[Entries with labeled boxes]

>> start

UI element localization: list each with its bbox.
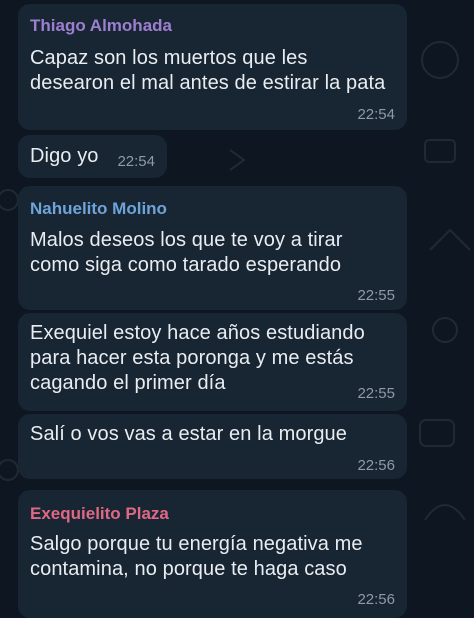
message-bubble[interactable]: Digo yo 22:54 [18, 135, 167, 178]
message-bubble[interactable]: Exequielito Plaza Salgo porque tu energí… [18, 490, 407, 618]
message-timestamp: 22:54 [117, 153, 155, 170]
chat-message-list: Thiago Almohada Capaz son los muertos qu… [0, 0, 474, 618]
message-text-line: para hacer esta poronga y me estás [30, 347, 354, 369]
message-text-line: Salí o vos vas a estar en la morgue [30, 423, 347, 445]
message-text-line: Salgo porque tu energía negativa me [30, 533, 363, 555]
message-bubble[interactable]: Nahuelito Molino Malos deseos los que te… [18, 186, 407, 310]
message-bubble[interactable]: Salí o vos vas a estar en la morgue 22:5… [18, 414, 407, 479]
message-timestamp: 22:54 [357, 106, 395, 123]
sender-name[interactable]: Exequielito Plaza [30, 504, 169, 524]
message-text-line: Malos deseos los que te voy a tirar [30, 229, 343, 251]
sender-name[interactable]: Nahuelito Molino [30, 199, 167, 219]
message-timestamp: 22:56 [357, 591, 395, 608]
message-timestamp: 22:56 [357, 457, 395, 474]
message-timestamp: 22:55 [357, 385, 395, 402]
sender-name[interactable]: Thiago Almohada [30, 16, 172, 36]
message-text-line: como siga como tarado esperando [30, 254, 342, 276]
message-bubble[interactable]: Exequiel estoy hace años estudiando para… [18, 313, 407, 411]
message-text-line: Exequiel estoy hace años estudiando [30, 322, 365, 344]
message-text-line: contamina, no porque te haga caso [30, 558, 347, 580]
message-bubble[interactable]: Thiago Almohada Capaz son los muertos qu… [18, 4, 407, 130]
message-text-line: desearon el mal antes de estirar la pata [30, 72, 386, 94]
message-text-line: Capaz son los muertos que les [30, 47, 308, 69]
message-text-line: cagando el primer día [30, 372, 226, 394]
message-timestamp: 22:55 [357, 287, 395, 304]
message-text-line: Digo yo [30, 145, 99, 167]
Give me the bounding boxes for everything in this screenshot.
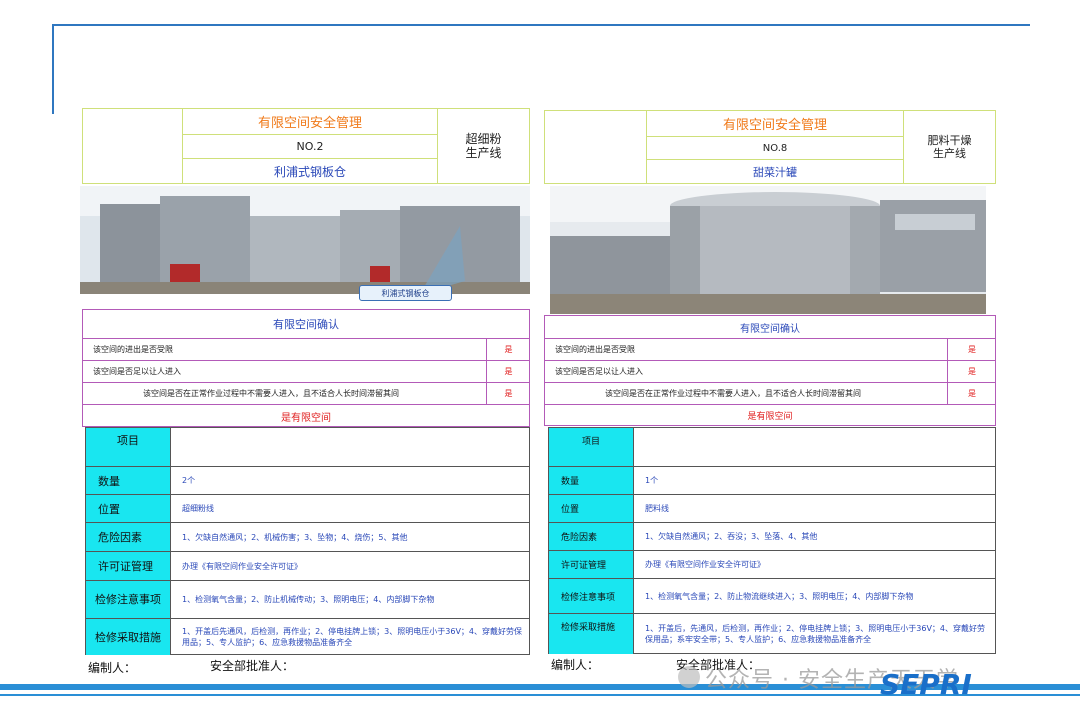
left-approved-by: 安全部批准人：: [210, 659, 295, 673]
right-confirm-row: 该空间的进出是否受限 是: [545, 338, 995, 360]
right-header-name: 甜菜汁罐: [646, 159, 904, 184]
left-info-key: 数量: [86, 467, 171, 494]
left-info-row: 数量 2个: [86, 466, 529, 494]
left-confirm-result: 是有限空间: [83, 404, 529, 427]
left-photo: [80, 186, 530, 294]
left-info-value: 1、欠缺自然通风；2、机械伤害；3、坠物；4、烧伤；5、其他: [182, 532, 408, 542]
right-info-row: 检修采取措施 1、开盖后，先通风，后检测，再作业；2、停电挂牌上锁；3、照明电压…: [549, 613, 995, 654]
left-info-row: 位置 超细粉线: [86, 494, 529, 522]
sepri-logo: SEPRI: [880, 668, 972, 701]
left-prepared-by: 编制人：: [88, 661, 137, 675]
right-info-table: 项目 数量 1个 位置 肥料线 危险因素 1、欠缺自然通风；2、吞没；3、坠落、…: [548, 427, 996, 654]
right-confirm-row: 该空间是否在正常作业过程中不需要人进入，且不适合人长时间滞留其间 是: [545, 382, 995, 404]
left-info-key: 检修采取措施: [86, 619, 171, 655]
right-confirm-table: 有限空间确认 该空间的进出是否受限 是 该空间是否足以让人进入 是 该空间是否在…: [544, 315, 996, 426]
right-info-value: [645, 428, 991, 466]
right-confirm-answer: 是: [947, 383, 996, 404]
left-confirm-row: 该空间是否足以让人进入 是: [83, 360, 529, 382]
left-header-title: 有限空间安全管理: [182, 108, 438, 135]
left-info-key: 项目: [86, 428, 171, 466]
left-header-number: NO.2: [182, 134, 438, 159]
right-header-line: 肥料干燥 生产线: [903, 110, 996, 184]
right-confirm-title: 有限空间确认: [740, 323, 800, 335]
right-info-row: 位置 肥料线: [549, 494, 995, 522]
beet-juice-tank-photo-illustration: [550, 186, 986, 314]
left-confirm-row: 该空间是否在正常作业过程中不需要人进入，且不适合人长时间滞留其间 是: [83, 382, 529, 404]
left-info-row: 项目: [86, 428, 529, 466]
left-info-key: 危险因素: [86, 523, 171, 551]
left-photo-callout: 利浦式钢板仓: [359, 285, 452, 301]
left-info-row: 许可证管理 办理《有限空间作业安全许可证》: [86, 551, 529, 580]
left-info-key: 位置: [86, 495, 171, 522]
right-confirm-answer: 是: [947, 339, 996, 360]
right-info-value: 1、欠缺自然通风；2、吞没；3、坠落、4、其他: [645, 532, 818, 541]
right-info-key: 许可证管理: [549, 551, 634, 578]
left-confirm-table: 有限空间确认 该空间的进出是否受限 是 该空间是否足以让人进入 是 该空间是否在…: [82, 309, 530, 427]
right-info-value: 办理《有限空间作业安全许可证》: [645, 560, 765, 569]
right-confirm-question: 该空间是否在正常作业过程中不需要人进入，且不适合人长时间滞留其间: [605, 389, 861, 398]
right-info-row: 检修注意事项 1、检测氧气含量；2、防止物流继续进入；3、照明电压；4、内部脚下…: [549, 578, 995, 613]
frame-top-line: [52, 24, 1030, 26]
right-confirm-row: 该空间是否足以让人进入 是: [545, 360, 995, 382]
left-confirm-question: 该空间是否在正常作业过程中不需要人进入，且不适合人长时间滞留其间: [143, 389, 399, 398]
left-info-value: 超细粉线: [182, 504, 214, 513]
left-info-value: 办理《有限空间作业安全许可证》: [182, 561, 302, 571]
right-info-value: 1个: [645, 476, 659, 485]
left-header-blank: [82, 108, 183, 184]
left-confirm-answer: 是: [486, 339, 530, 360]
left-info-row: 检修注意事项 1、检测氧气含量；2、防止机械传动；3、照明电压；4、内部脚下杂物: [86, 580, 529, 618]
right-info-key: 检修注意事项: [549, 579, 634, 613]
right-confirm-question: 该空间是否足以让人进入: [555, 367, 643, 376]
steel-silo-photo-illustration: [80, 186, 530, 294]
right-info-row: 危险因素 1、欠缺自然通风；2、吞没；3、坠落、4、其他: [549, 522, 995, 550]
left-info-key: 许可证管理: [86, 552, 171, 580]
right-info-key: 检修采取措施: [549, 614, 634, 654]
left-header-line: 超细粉 生产线: [437, 108, 530, 184]
right-confirm-answer: 是: [947, 361, 996, 382]
left-confirm-title: 有限空间确认: [273, 318, 339, 331]
right-header-blank: [544, 110, 647, 184]
left-info-key: 检修注意事项: [86, 581, 171, 618]
wechat-icon: [678, 666, 700, 688]
frame-left-line: [52, 24, 54, 114]
right-confirm-question: 该空间的进出是否受限: [555, 345, 635, 354]
right-info-key: 数量: [549, 467, 634, 494]
right-info-value: 1、开盖后，先通风，后检测，再作业；2、停电挂牌上锁；3、照明电压小于36V；4…: [645, 624, 986, 644]
left-info-row: 危险因素 1、欠缺自然通风；2、机械伤害；3、坠物；4、烧伤；5、其他: [86, 522, 529, 551]
left-info-value: 1、开盖后先通风，后检测，再作业；2、停电挂牌上锁；3、照明电压小于36V；4、…: [182, 627, 523, 647]
right-prepared-by: 编制人：: [551, 658, 600, 672]
left-confirm-row: 该空间的进出是否受限 是: [83, 338, 529, 360]
left-header-name: 利浦式钢板仓: [182, 158, 438, 184]
left-info-value: [182, 428, 525, 466]
left-confirm-answer: 是: [486, 361, 530, 382]
left-info-table: 项目 数量 2个 位置 超细粉线 危险因素 1、欠缺自然通风；2、机械伤害；3、…: [85, 427, 530, 655]
right-info-row: 数量 1个: [549, 466, 995, 494]
left-info-value: 2个: [182, 476, 196, 485]
right-info-key: 危险因素: [549, 523, 634, 550]
right-info-row: 项目: [549, 428, 995, 466]
right-info-key: 位置: [549, 495, 634, 522]
right-header-title: 有限空间安全管理: [646, 110, 904, 137]
left-info-value: 1、检测氧气含量；2、防止机械传动；3、照明电压；4、内部脚下杂物: [182, 595, 435, 604]
right-confirm-result: 是有限空间: [545, 404, 995, 426]
left-confirm-answer: 是: [486, 383, 530, 404]
right-photo: [550, 186, 986, 314]
right-info-value: 肥料线: [645, 504, 669, 513]
right-info-value: 1、检测氧气含量；2、防止物流继续进入；3、照明电压；4、内部脚下杂物: [645, 591, 914, 601]
left-confirm-question: 该空间的进出是否受限: [93, 345, 173, 354]
right-info-key: 项目: [549, 428, 634, 466]
right-info-row: 许可证管理 办理《有限空间作业安全许可证》: [549, 550, 995, 578]
left-confirm-question: 该空间是否足以让人进入: [93, 367, 181, 376]
right-header-number: NO.8: [646, 136, 904, 160]
left-info-row: 检修采取措施 1、开盖后先通风，后检测，再作业；2、停电挂牌上锁；3、照明电压小…: [86, 618, 529, 655]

>> end

* [Aim] Show each line of the entries above that contains the string "Digo". Treat case as significant.

* [The response]
message-bubble[interactable]: Digo yo 22:54 [18, 135, 167, 178]
message-text-line: Digo yo [30, 145, 99, 167]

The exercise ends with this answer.